» Available data

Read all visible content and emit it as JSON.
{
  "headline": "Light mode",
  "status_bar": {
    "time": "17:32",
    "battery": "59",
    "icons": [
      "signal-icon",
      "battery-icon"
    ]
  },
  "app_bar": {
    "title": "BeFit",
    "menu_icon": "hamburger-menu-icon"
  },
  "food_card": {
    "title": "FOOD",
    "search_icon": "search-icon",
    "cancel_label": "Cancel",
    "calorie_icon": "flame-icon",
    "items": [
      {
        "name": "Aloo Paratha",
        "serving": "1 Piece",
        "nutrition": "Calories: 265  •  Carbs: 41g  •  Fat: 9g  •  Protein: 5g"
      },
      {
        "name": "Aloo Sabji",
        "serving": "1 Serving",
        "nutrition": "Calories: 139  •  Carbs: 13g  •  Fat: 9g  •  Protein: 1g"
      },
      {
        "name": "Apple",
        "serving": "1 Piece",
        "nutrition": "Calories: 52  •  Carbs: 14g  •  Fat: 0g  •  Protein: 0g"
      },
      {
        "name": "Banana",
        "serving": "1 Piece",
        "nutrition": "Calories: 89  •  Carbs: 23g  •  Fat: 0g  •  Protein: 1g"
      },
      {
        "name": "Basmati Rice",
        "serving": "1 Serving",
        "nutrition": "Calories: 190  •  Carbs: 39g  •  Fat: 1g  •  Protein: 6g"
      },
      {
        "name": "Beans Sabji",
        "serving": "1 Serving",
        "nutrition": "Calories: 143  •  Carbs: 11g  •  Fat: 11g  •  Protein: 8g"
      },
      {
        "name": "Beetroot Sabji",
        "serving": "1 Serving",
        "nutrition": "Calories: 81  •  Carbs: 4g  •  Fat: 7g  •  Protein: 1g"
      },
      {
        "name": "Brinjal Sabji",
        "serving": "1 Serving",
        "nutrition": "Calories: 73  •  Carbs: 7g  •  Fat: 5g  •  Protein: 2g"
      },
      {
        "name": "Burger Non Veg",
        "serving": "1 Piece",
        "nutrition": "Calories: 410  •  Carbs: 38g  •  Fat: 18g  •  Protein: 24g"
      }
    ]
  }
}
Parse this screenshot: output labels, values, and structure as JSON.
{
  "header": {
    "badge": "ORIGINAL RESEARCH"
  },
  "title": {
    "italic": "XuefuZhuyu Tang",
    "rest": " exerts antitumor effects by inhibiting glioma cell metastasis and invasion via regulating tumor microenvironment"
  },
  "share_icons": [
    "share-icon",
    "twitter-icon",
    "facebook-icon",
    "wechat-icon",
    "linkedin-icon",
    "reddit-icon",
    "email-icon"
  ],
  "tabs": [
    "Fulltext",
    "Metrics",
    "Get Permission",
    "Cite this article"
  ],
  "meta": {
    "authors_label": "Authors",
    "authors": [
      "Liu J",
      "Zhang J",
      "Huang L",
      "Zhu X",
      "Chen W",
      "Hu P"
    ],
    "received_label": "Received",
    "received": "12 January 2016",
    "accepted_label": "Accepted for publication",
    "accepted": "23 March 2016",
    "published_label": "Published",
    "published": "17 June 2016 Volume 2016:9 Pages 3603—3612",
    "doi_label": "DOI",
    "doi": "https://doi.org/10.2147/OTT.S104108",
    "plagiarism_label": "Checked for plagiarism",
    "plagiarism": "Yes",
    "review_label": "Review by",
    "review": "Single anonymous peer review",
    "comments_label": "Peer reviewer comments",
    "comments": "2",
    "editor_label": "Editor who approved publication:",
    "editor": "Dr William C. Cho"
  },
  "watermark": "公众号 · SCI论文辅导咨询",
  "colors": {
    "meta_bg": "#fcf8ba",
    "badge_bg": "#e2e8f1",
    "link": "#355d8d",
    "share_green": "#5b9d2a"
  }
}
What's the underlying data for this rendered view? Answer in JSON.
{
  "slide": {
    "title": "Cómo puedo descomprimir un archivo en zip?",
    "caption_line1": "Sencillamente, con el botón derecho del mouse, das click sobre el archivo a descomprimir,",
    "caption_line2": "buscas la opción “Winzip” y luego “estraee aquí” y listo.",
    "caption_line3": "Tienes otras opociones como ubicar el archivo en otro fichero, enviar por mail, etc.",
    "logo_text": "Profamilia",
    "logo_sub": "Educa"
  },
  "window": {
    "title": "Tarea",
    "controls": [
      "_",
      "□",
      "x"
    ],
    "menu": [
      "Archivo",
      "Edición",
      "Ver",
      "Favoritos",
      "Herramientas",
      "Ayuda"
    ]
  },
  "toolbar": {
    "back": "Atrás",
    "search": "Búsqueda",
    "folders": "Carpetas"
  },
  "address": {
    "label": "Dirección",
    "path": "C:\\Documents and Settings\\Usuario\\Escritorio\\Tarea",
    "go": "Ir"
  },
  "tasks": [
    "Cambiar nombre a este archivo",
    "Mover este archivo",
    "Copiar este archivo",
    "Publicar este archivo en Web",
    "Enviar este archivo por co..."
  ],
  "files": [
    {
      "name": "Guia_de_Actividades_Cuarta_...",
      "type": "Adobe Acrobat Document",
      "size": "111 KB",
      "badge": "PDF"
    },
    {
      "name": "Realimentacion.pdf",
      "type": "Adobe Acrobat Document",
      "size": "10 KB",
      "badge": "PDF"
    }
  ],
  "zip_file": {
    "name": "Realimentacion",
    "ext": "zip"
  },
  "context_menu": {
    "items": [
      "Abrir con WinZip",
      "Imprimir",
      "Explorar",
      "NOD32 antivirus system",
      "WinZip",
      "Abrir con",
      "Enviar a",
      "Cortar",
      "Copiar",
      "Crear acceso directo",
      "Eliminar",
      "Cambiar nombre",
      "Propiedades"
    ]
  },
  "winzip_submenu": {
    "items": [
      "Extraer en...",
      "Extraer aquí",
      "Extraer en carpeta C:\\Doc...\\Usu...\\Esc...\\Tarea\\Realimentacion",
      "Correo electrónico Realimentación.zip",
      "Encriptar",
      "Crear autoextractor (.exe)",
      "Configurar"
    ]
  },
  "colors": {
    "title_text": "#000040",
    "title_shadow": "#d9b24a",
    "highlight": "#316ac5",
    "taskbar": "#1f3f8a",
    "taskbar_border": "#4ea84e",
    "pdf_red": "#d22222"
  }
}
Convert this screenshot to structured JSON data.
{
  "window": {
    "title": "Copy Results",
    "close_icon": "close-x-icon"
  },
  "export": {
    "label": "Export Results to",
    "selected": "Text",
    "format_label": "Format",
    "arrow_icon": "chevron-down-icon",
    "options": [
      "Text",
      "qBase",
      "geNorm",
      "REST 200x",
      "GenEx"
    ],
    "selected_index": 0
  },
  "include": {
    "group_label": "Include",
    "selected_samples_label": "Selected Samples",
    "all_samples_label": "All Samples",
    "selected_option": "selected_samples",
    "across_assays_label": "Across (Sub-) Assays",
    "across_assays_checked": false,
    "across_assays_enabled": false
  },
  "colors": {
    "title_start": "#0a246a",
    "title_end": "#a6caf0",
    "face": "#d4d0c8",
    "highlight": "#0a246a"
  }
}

» What you should do
Nothing but a number is wanted: how many lines in the records above include "false".

» Completed exercise
2